#### Records provided ####
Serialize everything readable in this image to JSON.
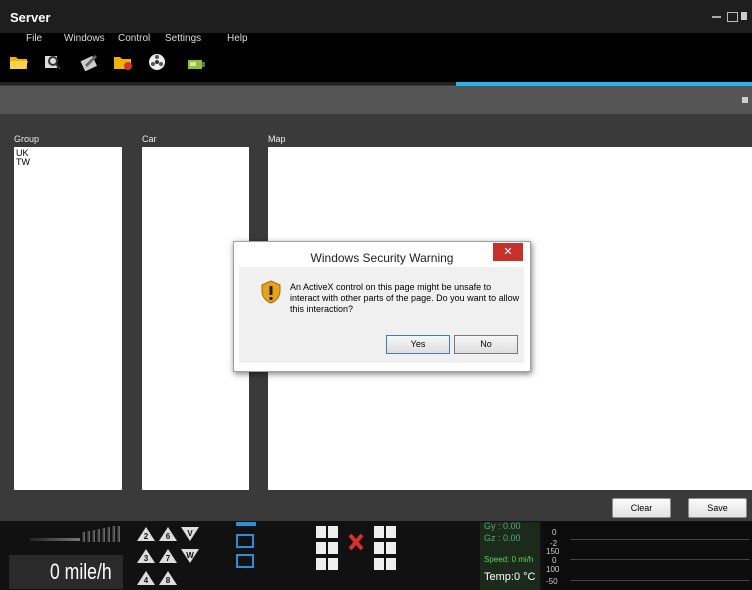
{
  "window": {
    "title": "Server"
  },
  "menu": [
    "File",
    "Windows",
    "Control",
    "Settings",
    "Help"
  ],
  "toolbar": {
    "icons": [
      "open-folder-icon",
      "search-icon",
      "edit-icon",
      "folder-delete-icon",
      "film-reel-icon",
      "device-icon"
    ]
  },
  "panels": {
    "group": {
      "label": "Group",
      "items": [
        "UK",
        "TW"
      ]
    },
    "car": {
      "label": "Car"
    },
    "map": {
      "label": "Map"
    }
  },
  "buttons": {
    "clear": "Clear",
    "save": "Save"
  },
  "dashboard": {
    "speed": "0 mile/h",
    "gy": "Gy :  0.00",
    "gz": "Gz :  0.00",
    "speed_small": "Speed: 0 mi/h",
    "temp": "Temp:0 °C",
    "gauge_ticks": [
      "0",
      "-2",
      "150",
      "0",
      "100",
      "-50"
    ],
    "gear_labels": [
      "2",
      "6",
      "V",
      "3",
      "7",
      "W",
      "4",
      "8"
    ]
  },
  "dialog": {
    "title": "Windows Security Warning",
    "close": "✕",
    "message": "An ActiveX control on this page might be unsafe to interact with other parts of the page. Do you want to allow this interaction?",
    "yes": "Yes",
    "no": "No"
  },
  "colors": {
    "accent": "#2ab3e6",
    "close_red": "#c7312b",
    "gauge_green": "#5ad35a"
  }
}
####
* **Written exercise**
Return the listing above in full and without alteration, excluding its pictures.

* **Worked solution**
Serialize everything readable in this image to JSON.
{
  "window": {
    "title": "Server"
  },
  "menu": [
    "File",
    "Windows",
    "Control",
    "Settings",
    "Help"
  ],
  "toolbar": {
    "icons": [
      "open-folder-icon",
      "search-icon",
      "edit-icon",
      "folder-delete-icon",
      "film-reel-icon",
      "device-icon"
    ]
  },
  "panels": {
    "group": {
      "label": "Group",
      "items": [
        "UK",
        "TW"
      ]
    },
    "car": {
      "label": "Car"
    },
    "map": {
      "label": "Map"
    }
  },
  "buttons": {
    "clear": "Clear",
    "save": "Save"
  },
  "dashboard": {
    "speed": "0 mile/h",
    "gy": "Gy :  0.00",
    "gz": "Gz :  0.00",
    "speed_small": "Speed: 0 mi/h",
    "temp": "Temp:0 °C",
    "gauge_ticks": [
      "0",
      "-2",
      "150",
      "0",
      "100",
      "-50"
    ],
    "gear_labels": [
      "2",
      "6",
      "V",
      "3",
      "7",
      "W",
      "4",
      "8"
    ]
  },
  "dialog": {
    "title": "Windows Security Warning",
    "close": "✕",
    "message": "An ActiveX control on this page might be unsafe to interact with other parts of the page. Do you want to allow this interaction?",
    "yes": "Yes",
    "no": "No"
  },
  "colors": {
    "accent": "#2ab3e6",
    "close_red": "#c7312b",
    "gauge_green": "#5ad35a"
  }
}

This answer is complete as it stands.